* Required task: Assemble all lines in which the string "when" appears.

* Data records:
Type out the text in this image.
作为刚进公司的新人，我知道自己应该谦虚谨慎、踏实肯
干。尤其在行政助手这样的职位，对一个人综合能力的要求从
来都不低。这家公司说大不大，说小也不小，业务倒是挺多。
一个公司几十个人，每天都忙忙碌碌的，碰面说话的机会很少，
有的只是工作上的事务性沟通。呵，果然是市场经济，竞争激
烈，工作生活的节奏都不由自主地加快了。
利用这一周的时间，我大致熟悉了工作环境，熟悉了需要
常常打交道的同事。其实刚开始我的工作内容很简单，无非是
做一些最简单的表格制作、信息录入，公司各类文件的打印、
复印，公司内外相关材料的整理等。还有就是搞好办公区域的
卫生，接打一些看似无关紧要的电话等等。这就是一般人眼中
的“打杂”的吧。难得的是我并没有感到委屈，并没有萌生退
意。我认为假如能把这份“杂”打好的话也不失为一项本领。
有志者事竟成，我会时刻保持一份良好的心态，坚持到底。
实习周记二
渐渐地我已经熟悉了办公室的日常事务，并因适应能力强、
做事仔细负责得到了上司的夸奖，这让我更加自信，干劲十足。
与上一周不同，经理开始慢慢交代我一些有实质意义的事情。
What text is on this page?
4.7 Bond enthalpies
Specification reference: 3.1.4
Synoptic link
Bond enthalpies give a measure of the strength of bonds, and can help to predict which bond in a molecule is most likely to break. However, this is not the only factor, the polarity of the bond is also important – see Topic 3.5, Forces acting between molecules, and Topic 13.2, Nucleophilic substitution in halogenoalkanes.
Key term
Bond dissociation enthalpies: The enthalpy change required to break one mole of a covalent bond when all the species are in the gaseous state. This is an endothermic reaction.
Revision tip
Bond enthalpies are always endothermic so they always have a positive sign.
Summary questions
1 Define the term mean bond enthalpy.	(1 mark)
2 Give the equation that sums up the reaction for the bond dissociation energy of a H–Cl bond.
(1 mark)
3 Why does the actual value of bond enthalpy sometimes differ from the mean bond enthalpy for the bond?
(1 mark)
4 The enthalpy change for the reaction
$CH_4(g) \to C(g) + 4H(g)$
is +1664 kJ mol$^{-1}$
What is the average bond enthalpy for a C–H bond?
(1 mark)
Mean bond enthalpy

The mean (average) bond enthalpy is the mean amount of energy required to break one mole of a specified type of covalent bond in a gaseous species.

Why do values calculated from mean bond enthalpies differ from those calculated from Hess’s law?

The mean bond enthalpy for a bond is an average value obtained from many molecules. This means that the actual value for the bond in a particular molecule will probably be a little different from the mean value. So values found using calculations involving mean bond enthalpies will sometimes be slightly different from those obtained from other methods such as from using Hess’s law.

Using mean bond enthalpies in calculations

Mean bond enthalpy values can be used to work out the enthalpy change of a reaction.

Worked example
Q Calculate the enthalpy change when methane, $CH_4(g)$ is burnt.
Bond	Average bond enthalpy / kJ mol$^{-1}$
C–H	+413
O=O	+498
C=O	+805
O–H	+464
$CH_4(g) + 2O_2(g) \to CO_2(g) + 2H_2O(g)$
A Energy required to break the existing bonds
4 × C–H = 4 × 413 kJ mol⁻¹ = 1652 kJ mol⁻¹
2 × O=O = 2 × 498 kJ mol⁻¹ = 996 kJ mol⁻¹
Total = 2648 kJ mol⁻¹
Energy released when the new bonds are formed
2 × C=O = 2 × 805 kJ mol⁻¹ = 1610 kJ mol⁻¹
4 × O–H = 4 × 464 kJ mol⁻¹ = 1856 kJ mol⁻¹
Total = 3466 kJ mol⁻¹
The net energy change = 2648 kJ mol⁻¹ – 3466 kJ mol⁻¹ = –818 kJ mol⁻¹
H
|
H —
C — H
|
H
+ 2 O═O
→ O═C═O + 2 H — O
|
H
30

* Exercise output:
Bond dissociation enthalpies: The enthalpy change required to break one mole of a covalent bond when all the species are in the gaseous state. This is an endothermic reaction.
Q Calculate the enthalpy change when methane, $CH_4(g)$ is burnt.
Energy released when the new bonds are formed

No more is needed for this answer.